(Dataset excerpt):
######

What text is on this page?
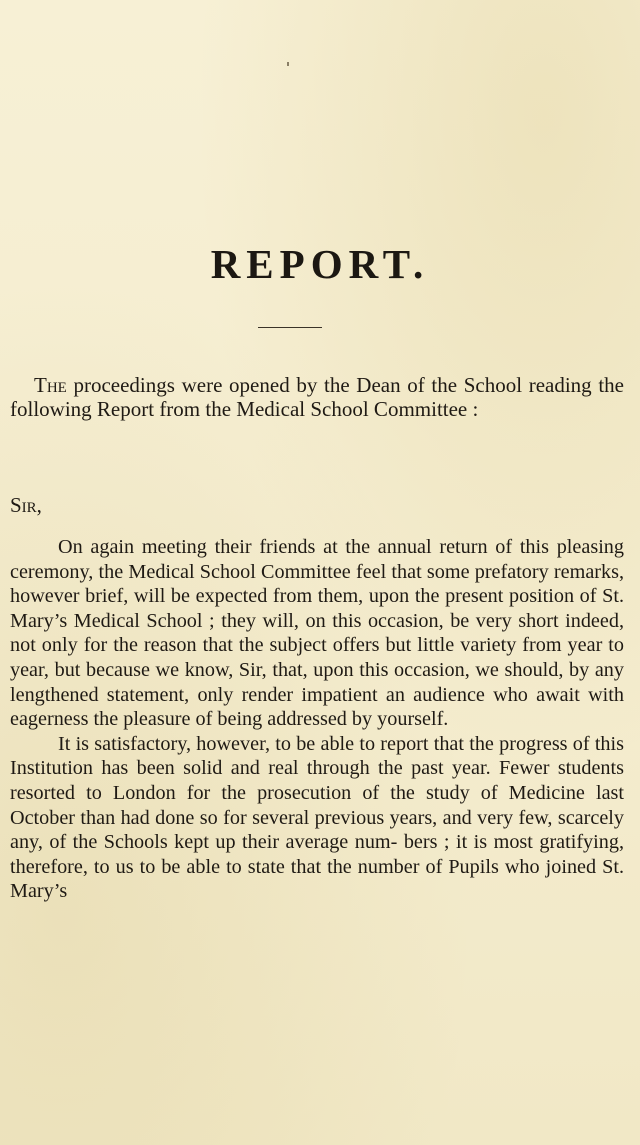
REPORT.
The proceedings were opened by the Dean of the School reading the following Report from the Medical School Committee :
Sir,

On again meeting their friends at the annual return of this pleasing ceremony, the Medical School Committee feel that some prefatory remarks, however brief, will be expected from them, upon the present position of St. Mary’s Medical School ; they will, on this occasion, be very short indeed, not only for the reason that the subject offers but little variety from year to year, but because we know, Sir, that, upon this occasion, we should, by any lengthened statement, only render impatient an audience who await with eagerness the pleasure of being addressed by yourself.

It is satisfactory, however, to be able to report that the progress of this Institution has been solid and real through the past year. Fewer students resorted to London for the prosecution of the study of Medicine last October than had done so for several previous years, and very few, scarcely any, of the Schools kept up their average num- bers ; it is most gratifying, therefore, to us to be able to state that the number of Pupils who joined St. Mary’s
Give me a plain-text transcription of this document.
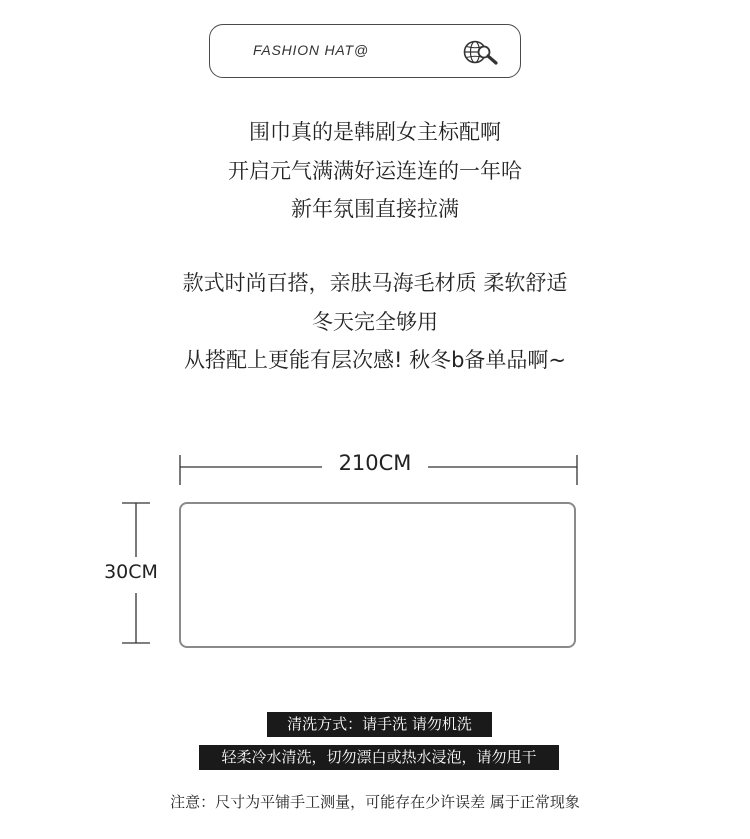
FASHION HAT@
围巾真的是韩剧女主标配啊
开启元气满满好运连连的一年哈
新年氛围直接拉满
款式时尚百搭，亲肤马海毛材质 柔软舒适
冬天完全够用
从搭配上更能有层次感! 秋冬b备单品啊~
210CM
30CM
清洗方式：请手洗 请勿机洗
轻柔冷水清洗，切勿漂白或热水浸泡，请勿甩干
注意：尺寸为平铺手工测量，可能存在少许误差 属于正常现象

######

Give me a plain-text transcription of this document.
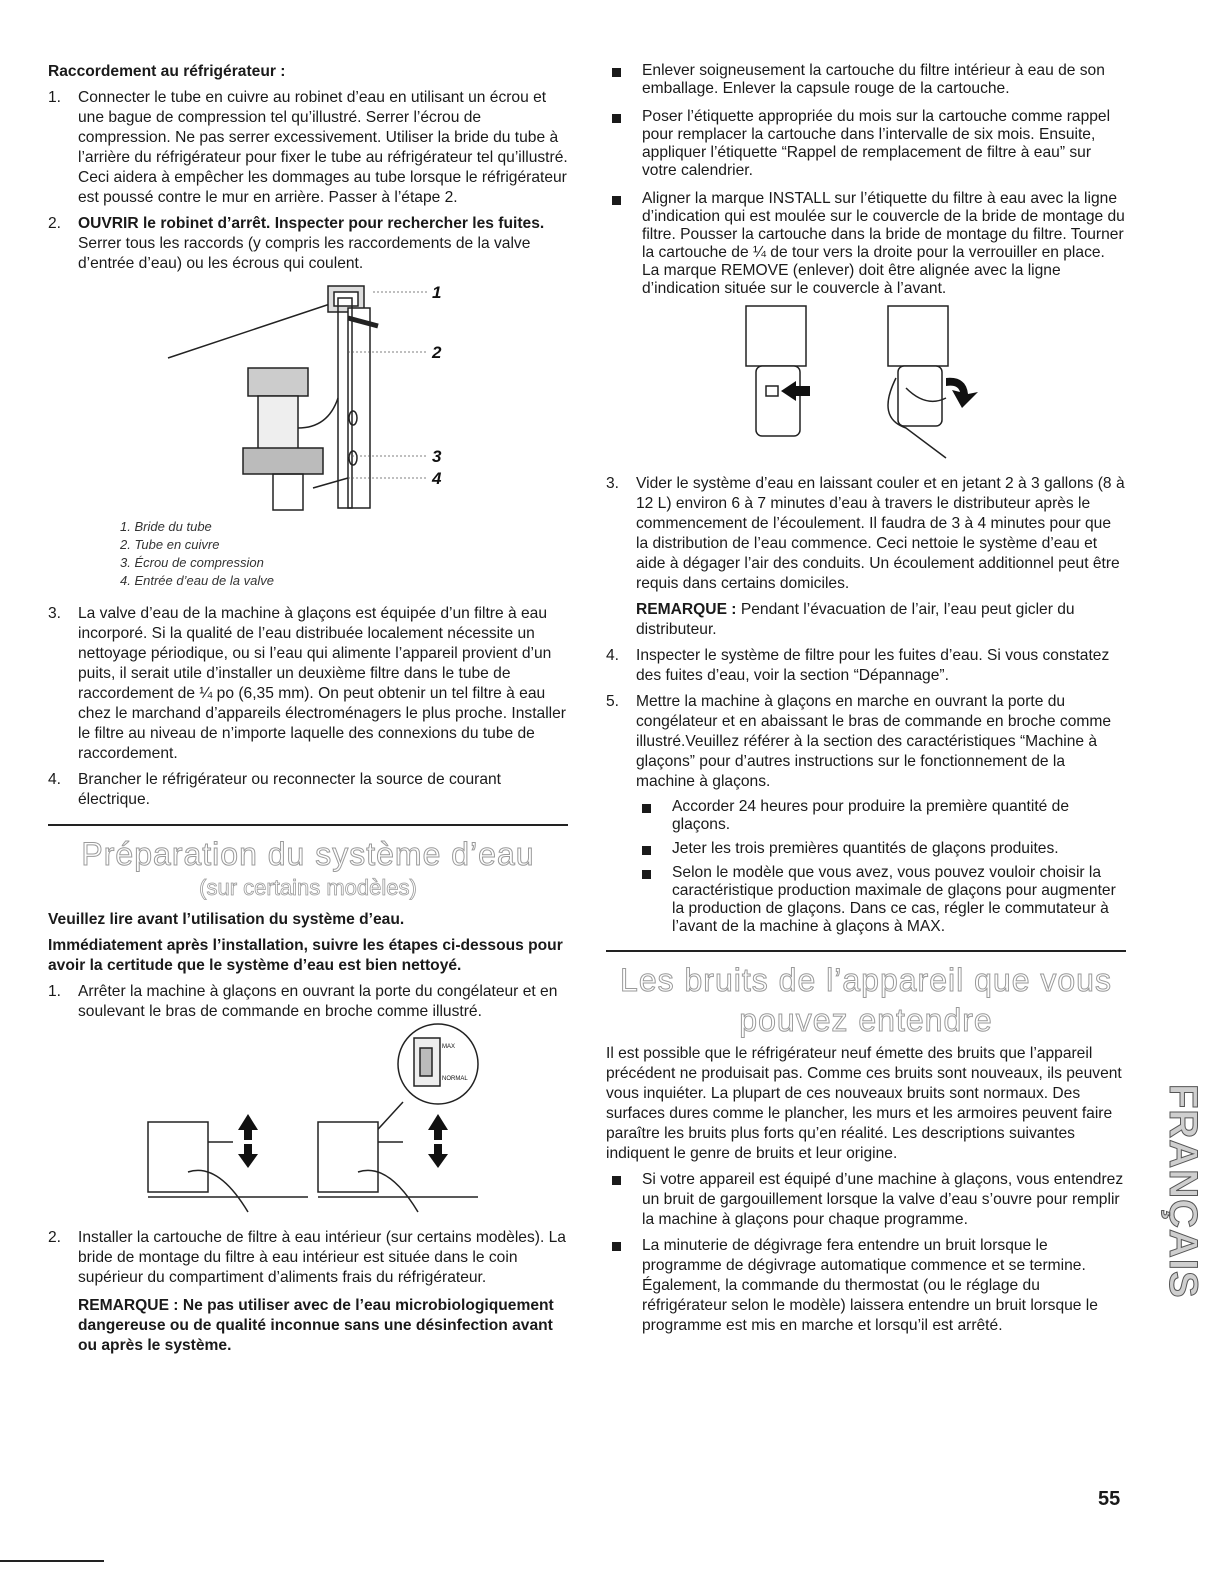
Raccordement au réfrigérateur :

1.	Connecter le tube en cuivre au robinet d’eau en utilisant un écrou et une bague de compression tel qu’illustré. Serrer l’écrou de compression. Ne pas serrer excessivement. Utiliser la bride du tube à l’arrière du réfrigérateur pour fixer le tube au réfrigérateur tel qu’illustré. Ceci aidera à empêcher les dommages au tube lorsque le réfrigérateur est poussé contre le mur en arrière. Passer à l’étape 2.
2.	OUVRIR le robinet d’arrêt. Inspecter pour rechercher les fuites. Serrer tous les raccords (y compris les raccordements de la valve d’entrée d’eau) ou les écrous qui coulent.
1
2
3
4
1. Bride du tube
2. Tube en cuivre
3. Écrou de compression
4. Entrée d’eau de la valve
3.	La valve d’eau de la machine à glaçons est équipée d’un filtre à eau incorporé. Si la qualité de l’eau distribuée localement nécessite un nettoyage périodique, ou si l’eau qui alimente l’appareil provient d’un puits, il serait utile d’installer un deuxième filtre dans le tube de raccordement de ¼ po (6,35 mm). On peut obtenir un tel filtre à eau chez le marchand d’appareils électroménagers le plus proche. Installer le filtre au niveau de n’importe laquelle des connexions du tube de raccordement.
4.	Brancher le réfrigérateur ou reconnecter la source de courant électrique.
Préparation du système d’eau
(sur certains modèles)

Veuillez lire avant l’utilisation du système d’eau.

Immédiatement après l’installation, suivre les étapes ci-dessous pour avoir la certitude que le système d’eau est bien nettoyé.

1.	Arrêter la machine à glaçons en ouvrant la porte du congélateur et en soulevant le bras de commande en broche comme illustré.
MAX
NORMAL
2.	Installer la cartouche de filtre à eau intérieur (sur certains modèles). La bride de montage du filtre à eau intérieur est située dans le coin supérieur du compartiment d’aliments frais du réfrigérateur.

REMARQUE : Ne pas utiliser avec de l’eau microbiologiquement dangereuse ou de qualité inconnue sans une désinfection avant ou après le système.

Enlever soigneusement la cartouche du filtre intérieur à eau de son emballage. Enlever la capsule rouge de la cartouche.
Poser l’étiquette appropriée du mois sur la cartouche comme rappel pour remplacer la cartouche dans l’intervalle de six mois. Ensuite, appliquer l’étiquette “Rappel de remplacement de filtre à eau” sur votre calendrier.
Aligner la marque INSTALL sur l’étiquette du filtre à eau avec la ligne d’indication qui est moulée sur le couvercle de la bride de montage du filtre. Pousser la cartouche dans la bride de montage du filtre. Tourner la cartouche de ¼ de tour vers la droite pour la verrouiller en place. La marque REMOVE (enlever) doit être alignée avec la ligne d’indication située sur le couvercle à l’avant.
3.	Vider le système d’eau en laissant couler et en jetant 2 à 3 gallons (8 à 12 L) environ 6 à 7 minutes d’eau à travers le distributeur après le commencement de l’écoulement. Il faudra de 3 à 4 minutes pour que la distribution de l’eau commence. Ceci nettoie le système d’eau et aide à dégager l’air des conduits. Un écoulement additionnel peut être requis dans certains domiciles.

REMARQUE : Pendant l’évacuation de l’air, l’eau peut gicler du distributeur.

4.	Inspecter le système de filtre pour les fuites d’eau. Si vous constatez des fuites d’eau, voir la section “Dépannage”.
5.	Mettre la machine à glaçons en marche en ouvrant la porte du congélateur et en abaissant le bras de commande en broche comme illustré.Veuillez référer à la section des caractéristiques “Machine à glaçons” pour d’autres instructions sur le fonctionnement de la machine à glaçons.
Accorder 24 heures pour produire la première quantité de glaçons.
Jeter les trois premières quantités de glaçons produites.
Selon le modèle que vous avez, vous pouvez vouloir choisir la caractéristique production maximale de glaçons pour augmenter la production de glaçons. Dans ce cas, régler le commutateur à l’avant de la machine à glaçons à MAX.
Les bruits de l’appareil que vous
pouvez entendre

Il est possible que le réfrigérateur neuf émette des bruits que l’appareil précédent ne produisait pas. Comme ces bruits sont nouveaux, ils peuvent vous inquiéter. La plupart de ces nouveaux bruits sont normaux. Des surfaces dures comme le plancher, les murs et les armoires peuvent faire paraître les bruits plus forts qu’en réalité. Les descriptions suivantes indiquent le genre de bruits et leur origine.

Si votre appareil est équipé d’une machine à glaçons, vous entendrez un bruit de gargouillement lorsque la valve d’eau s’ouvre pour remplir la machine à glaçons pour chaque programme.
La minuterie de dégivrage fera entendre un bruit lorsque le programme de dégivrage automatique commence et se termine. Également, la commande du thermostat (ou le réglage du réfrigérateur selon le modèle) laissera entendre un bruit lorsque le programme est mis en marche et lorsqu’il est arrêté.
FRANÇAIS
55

######

(Work to complete): Give only the number of lines in the material above where the string "modèles" appears.

(Response to the exercise): 2